Copy out the material below in full, but not its images.

[BEGIN]

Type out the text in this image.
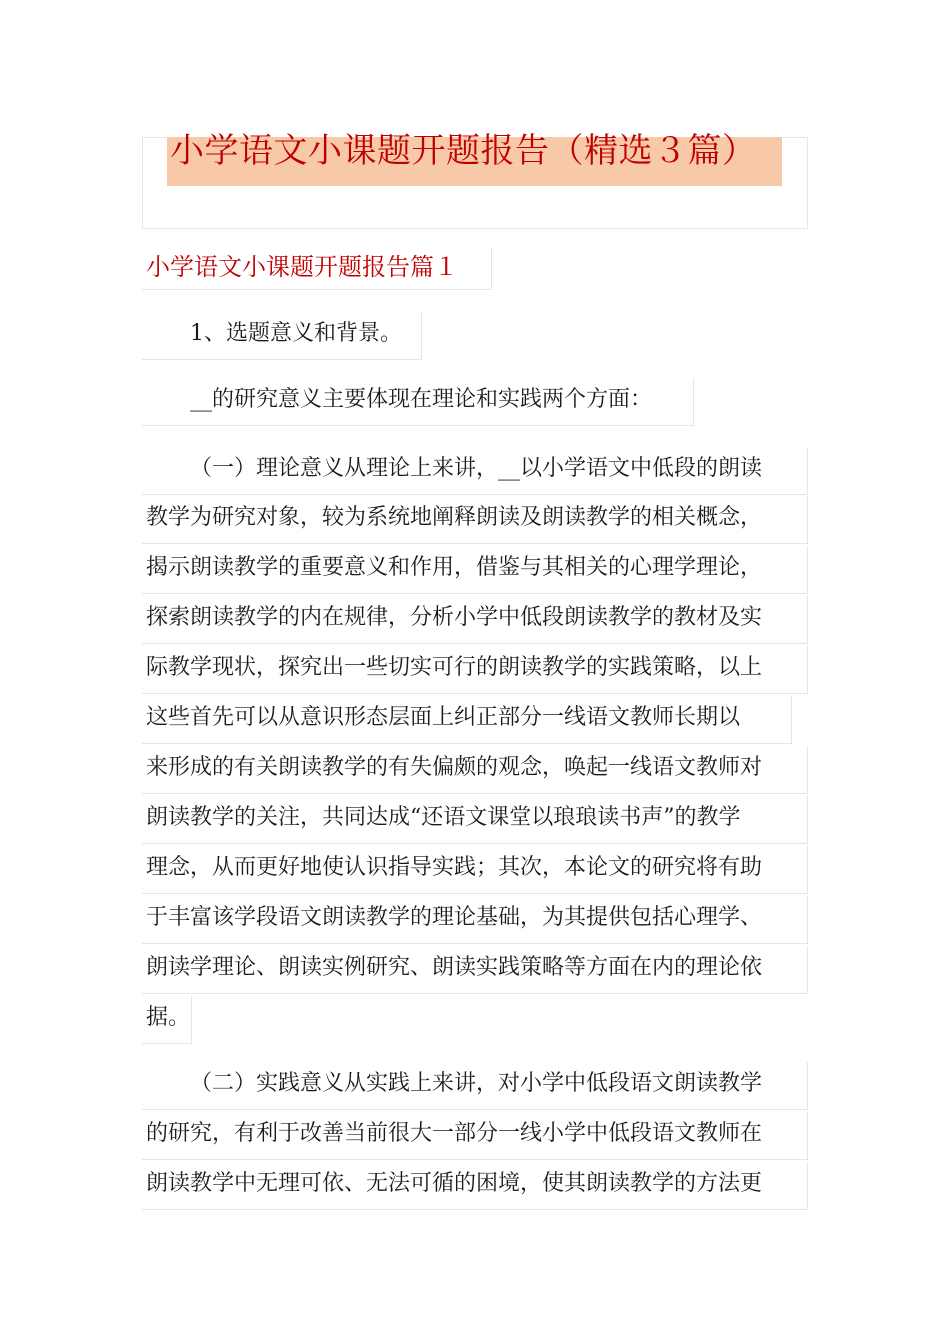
小学语文小课题开题报告（精选３篇）
小学语文小课题开题报告篇１
1、选题意义和背景。
__的研究意义主要体现在理论和实践两个方面：
（一）理论意义从理论上来讲，__以小学语文中低段的朗读
教学为研究对象，较为系统地阐释朗读及朗读教学的相关概念，
揭示朗读教学的重要意义和作用，借鉴与其相关的心理学理论，
探索朗读教学的内在规律，分析小学中低段朗读教学的教材及实
际教学现状，探究出一些切实可行的朗读教学的实践策略，以上
这些首先可以从意识形态层面上纠正部分一线语文教师长期以
来形成的有关朗读教学的有失偏颇的观念，唤起一线语文教师对
朗读教学的关注，共同达成“还语文课堂以琅琅读书声”的教学
理念，从而更好地使认识指导实践；其次，本论文的研究将有助
于丰富该学段语文朗读教学的理论基础，为其提供包括心理学、
朗读学理论、朗读实例研究、朗读实践策略等方面在内的理论依
据。
（二）实践意义从实践上来讲，对小学中低段语文朗读教学
的研究，有利于改善当前很大一部分一线小学中低段语文教师在
朗读教学中无理可依、无法可循的困境，使其朗读教学的方法更
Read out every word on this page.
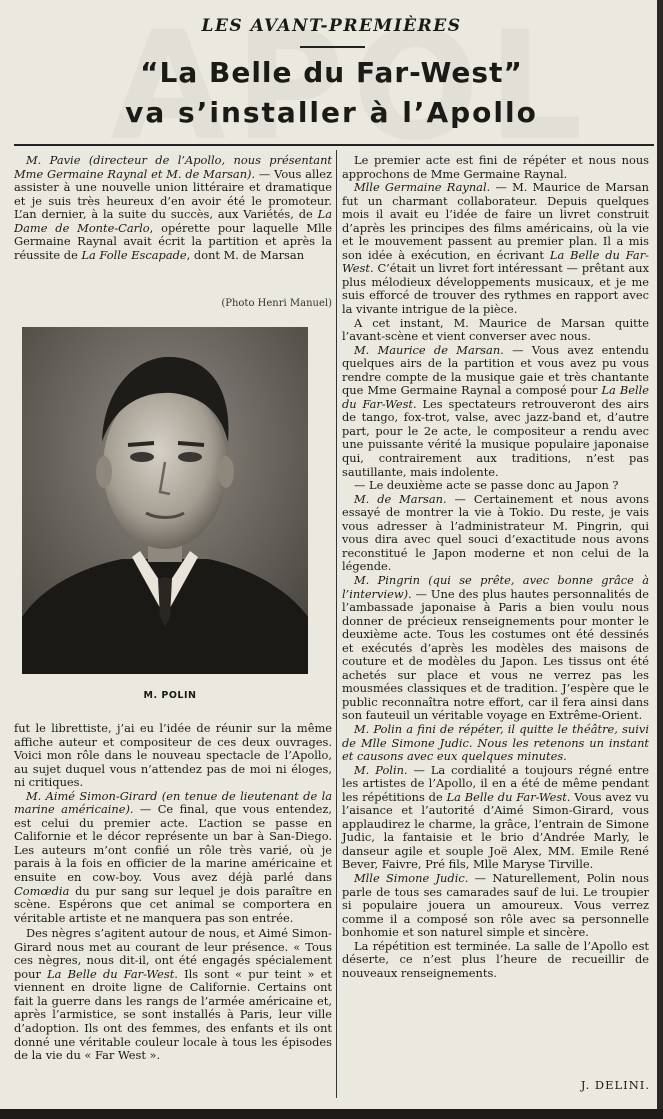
LES AVANT-PREMIÈRES
“La Belle du Far-West”
va s’installer à l’Apollo

M. Pavie (directeur de l’Apollo, nous présentant Mme Germaine Raynal et M. de Marsan). — Vous allez assister à une nouvelle union littéraire et dramatique et je suis très heureux d’en avoir été le promoteur. L’an dernier, à la suite du succès, aux Variétés, de La Dame de Monte-Carlo, opérette pour laquelle Mlle Germaine Raynal avait écrit la partition et après la réussite de La Folle Escapade, dont M. de Marsan

(Photo Henri Manuel)
M. POLIN

fut le librettiste, j’ai eu l’idée de réunir sur la même affiche auteur et compositeur de ces deux ouvrages. Voici mon rôle dans le nouveau spectacle de l’Apollo, au sujet duquel vous n’attendez pas de moi ni éloges, ni critiques.

M. Aimé Simon-Girard (en tenue de lieutenant de la marine américaine). — Ce final, que vous entendez, est celui du premier acte. L’action se passe en Californie et le décor représente un bar à San-Diego. Les auteurs m’ont confié un rôle très varié, où je parais à la fois en officier de la marine américaine et ensuite en cow-boy. Vous avez déjà parlé dans Comœdia du pur sang sur lequel je dois paraître en scène. Espérons que cet animal se comportera en véritable artiste et ne manquera pas son entrée.

Des nègres s’agitent autour de nous, et Aimé Simon-Girard nous met au courant de leur présence. « Tous ces nègres, nous dit-il, ont été engagés spécialement pour La Belle du Far-West. Ils sont « pur teint » et viennent en droite ligne de Californie. Certains ont fait la guerre dans les rangs de l’armée américaine et, après l’armistice, se sont installés à Paris, leur ville d’adoption. Ils ont des femmes, des enfants et ils ont donné une véritable couleur locale à tous les épisodes de la vie du « Far West ».

Le premier acte est fini de répéter et nous nous approchons de Mme Germaine Raynal.

Mlle Germaine Raynal. — M. Maurice de Marsan fut un charmant collaborateur. Depuis quelques mois il avait eu l’idée de faire un livret construit d’après les principes des films américains, où la vie et le mouvement passent au premier plan. Il a mis son idée à exécution, en écrivant La Belle du Far-West. C’était un livret fort intéressant — prêtant aux plus mélodieux développements musicaux, et je me suis efforcé de trouver des rythmes en rapport avec la vivante intrigue de la pièce.

A cet instant, M. Maurice de Marsan quitte l’avant-scène et vient converser avec nous.

M. Maurice de Marsan. — Vous avez entendu quelques airs de la partition et vous avez pu vous rendre compte de la musique gaie et très chantante que Mme Germaine Raynal a composé pour La Belle du Far-West. Les spectateurs retrouveront des airs de tango, fox-trot, valse, avec jazz-band et, d’autre part, pour le 2e acte, le compositeur a rendu avec une puissante vérité la musique populaire japonaise qui, contrairement aux traditions, n’est pas sautillante, mais indolente.

— Le deuxième acte se passe donc au Japon ?

M. de Marsan. — Certainement et nous avons essayé de montrer la vie à Tokio. Du reste, je vais vous adresser à l’administrateur M. Pingrin, qui vous dira avec quel souci d’exactitude nous avons reconstitué le Japon moderne et non celui de la légende.

M. Pingrin (qui se prête, avec bonne grâce à l’interview). — Une des plus hautes personnalités de l’ambassade japonaise à Paris a bien voulu nous donner de précieux renseignements pour monter le deuxième acte. Tous les costumes ont été dessinés et exécutés d’après les modèles des maisons de couture et de modèles du Japon. Les tissus ont été achetés sur place et vous ne verrez pas les mousmées classiques et de tradition. J’espère que le public reconnaîtra notre effort, car il fera ainsi dans son fauteuil un véritable voyage en Extrême-Orient.

M. Polin a fini de répéter, il quitte le théâtre, suivi de Mlle Simone Judic. Nous les retenons un instant et causons avec eux quelques minutes.

M. Polin. — La cordialité a toujours régné entre les artistes de l’Apollo, il en a été de même pendant les répétitions de La Belle du Far-West. Vous avez vu l’aisance et l’autorité d’Aimé Simon-Girard, vous applaudirez le charme, la grâce, l’entrain de Simone Judic, la fantaisie et le brio d’Andrée Marly, le danseur agile et souple Joë Alex, MM. Emile René Bever, Faivre, Pré fils, Mlle Maryse Tirville.

Mlle Simone Judic. — Naturellement, Polin nous parle de tous ses camarades sauf de lui. Le troupier si populaire jouera un amoureux. Vous verrez comme il a composé son rôle avec sa personnelle bonhomie et son naturel simple et sincère.

La répétition est terminée. La salle de l’Apollo est déserte, ce n’est plus l’heure de recueillir de nouveaux renseignements.

J. DELINI.
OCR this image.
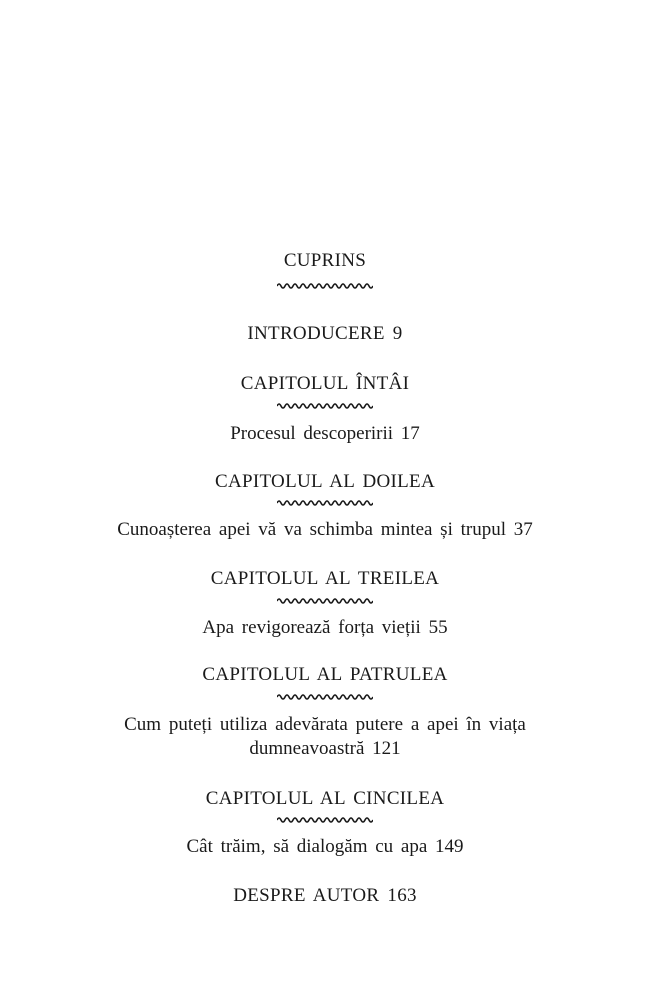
CUPRINS
INTRODUCERE 9
CAPITOLUL ÎNTÂI
Procesul descoperirii 17
CAPITOLUL AL DOILEA
Cunoașterea apei vă va schimba mintea și trupul 37
CAPITOLUL AL TREILEA
Apa revigorează forța vieții 55
CAPITOLUL AL PATRULEA
Cum puteți utiliza adevărata putere a apei în viața
dumneavoastră 121
CAPITOLUL AL CINCILEA
Cât trăim, să dialogăm cu apa 149
DESPRE AUTOR 163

[END]

**Solution for this exercise:**
Type out the text in this image.
小学语文小课题开题报告（精选３篇）
小学语文小课题开题报告篇１
1、选题意义和背景。
__的研究意义主要体现在理论和实践两个方面：
（一）理论意义从理论上来讲，__以小学语文中低段的朗读
教学为研究对象，较为系统地阐释朗读及朗读教学的相关概念，
揭示朗读教学的重要意义和作用，借鉴与其相关的心理学理论，
探索朗读教学的内在规律，分析小学中低段朗读教学的教材及实
际教学现状，探究出一些切实可行的朗读教学的实践策略，以上
这些首先可以从意识形态层面上纠正部分一线语文教师长期以
来形成的有关朗读教学的有失偏颇的观念，唤起一线语文教师对
朗读教学的关注，共同达成“还语文课堂以琅琅读书声”的教学
理念，从而更好地使认识指导实践；其次，本论文的研究将有助
于丰富该学段语文朗读教学的理论基础，为其提供包括心理学、
朗读学理论、朗读实例研究、朗读实践策略等方面在内的理论依
据。
（二）实践意义从实践上来讲，对小学中低段语文朗读教学
的研究，有利于改善当前很大一部分一线小学中低段语文教师在
朗读教学中无理可依、无法可循的困境，使其朗读教学的方法更
Read out every word on this page.
LES AVANT-PREMIÈRES
“La Belle du Far-West”
va s’installer à l’Apollo

M. Pavie (directeur de l’Apollo, nous présentant Mme Germaine Raynal et M. de Marsan). — Vous allez assister à une nouvelle union littéraire et dramatique et je suis très heureux d’en avoir été le promoteur. L’an dernier, à la suite du succès, aux Variétés, de La Dame de Monte-Carlo, opérette pour laquelle Mlle Germaine Raynal avait écrit la partition et après la réussite de La Folle Escapade, dont M. de Marsan

(Photo Henri Manuel)
M. POLIN

fut le librettiste, j’ai eu l’idée de réunir sur la même affiche auteur et compositeur de ces deux ouvrages. Voici mon rôle dans le nouveau spectacle de l’Apollo, au sujet duquel vous n’attendez pas de moi ni éloges, ni critiques.

M. Aimé Simon-Girard (en tenue de lieutenant de la marine américaine). — Ce final, que vous entendez, est celui du premier acte. L’action se passe en Californie et le décor représente un bar à San-Diego. Les auteurs m’ont confié un rôle très varié, où je parais à la fois en officier de la marine américaine et ensuite en cow-boy. Vous avez déjà parlé dans Comœdia du pur sang sur lequel je dois paraître en scène. Espérons que cet animal se comportera en véritable artiste et ne manquera pas son entrée.

Des nègres s’agitent autour de nous, et Aimé Simon-Girard nous met au courant de leur présence. « Tous ces nègres, nous dit-il, ont été engagés spécialement pour La Belle du Far-West. Ils sont « pur teint » et viennent en droite ligne de Californie. Certains ont fait la guerre dans les rangs de l’armée américaine et, après l’armistice, se sont installés à Paris, leur ville d’adoption. Ils ont des femmes, des enfants et ils ont donné une véritable couleur locale à tous les épisodes de la vie du « Far West ».

Le premier acte est fini de répéter et nous nous approchons de Mme Germaine Raynal.

Mlle Germaine Raynal. — M. Maurice de Marsan fut un charmant collaborateur. Depuis quelques mois il avait eu l’idée de faire un livret construit d’après les principes des films américains, où la vie et le mouvement passent au premier plan. Il a mis son idée à exécution, en écrivant La Belle du Far-West. C’était un livret fort intéressant — prêtant aux plus mélodieux développements musicaux, et je me suis efforcé de trouver des rythmes en rapport avec la vivante intrigue de la pièce.

A cet instant, M. Maurice de Marsan quitte l’avant-scène et vient converser avec nous.

M. Maurice de Marsan. — Vous avez entendu quelques airs de la partition et vous avez pu vous rendre compte de la musique gaie et très chantante que Mme Germaine Raynal a composé pour La Belle du Far-West. Les spectateurs retrouveront des airs de tango, fox-trot, valse, avec jazz-band et, d’autre part, pour le 2e acte, le compositeur a rendu avec une puissante vérité la musique populaire japonaise qui, contrairement aux traditions, n’est pas sautillante, mais indolente.

— Le deuxième acte se passe donc au Japon ?

M. de Marsan. — Certainement et nous avons essayé de montrer la vie à Tokio. Du reste, je vais vous adresser à l’administrateur M. Pingrin, qui vous dira avec quel souci d’exactitude nous avons reconstitué le Japon moderne et non celui de la légende.

M. Pingrin (qui se prête, avec bonne grâce à l’interview). — Une des plus hautes personnalités de l’ambassade japonaise à Paris a bien voulu nous donner de précieux renseignements pour monter le deuxième acte. Tous les costumes ont été dessinés et exécutés d’après les modèles des maisons de couture et de modèles du Japon. Les tissus ont été achetés sur place et vous ne verrez pas les mousmées classiques et de tradition. J’espère que le public reconnaîtra notre effort, car il fera ainsi dans son fauteuil un véritable voyage en Extrême-Orient.

M. Polin a fini de répéter, il quitte le théâtre, suivi de Mlle Simone Judic. Nous les retenons un instant et causons avec eux quelques minutes.

M. Polin. — La cordialité a toujours régné entre les artistes de l’Apollo, il en a été de même pendant les répétitions de La Belle du Far-West. Vous avez vu l’aisance et l’autorité d’Aimé Simon-Girard, vous applaudirez le charme, la grâce, l’entrain de Simone Judic, la fantaisie et le brio d’Andrée Marly, le danseur agile et souple Joë Alex, MM. Emile René Bever, Faivre, Pré fils, Mlle Maryse Tirville.

Mlle Simone Judic. — Naturellement, Polin nous parle de tous ses camarades sauf de lui. Le troupier si populaire jouera un amoureux. Vous verrez comme il a composé son rôle avec sa personnelle bonhomie et son naturel simple et sincère.

La répétition est terminée. La salle de l’Apollo est déserte, ce n’est plus l’heure de recueillir de nouveaux renseignements.

J. DELINI.
OCR this image.
CUPRINS
INTRODUCERE 9
CAPITOLUL ÎNTÂI
Procesul descoperirii 17
CAPITOLUL AL DOILEA
Cunoașterea apei vă va schimba mintea și trupul 37
CAPITOLUL AL TREILEA
Apa revigorează forța vieții 55
CAPITOLUL AL PATRULEA
Cum puteți utiliza adevărata putere a apei în viața
dumneavoastră 121
CAPITOLUL AL CINCILEA
Cât trăim, să dialogăm cu apa 149
DESPRE AUTOR 163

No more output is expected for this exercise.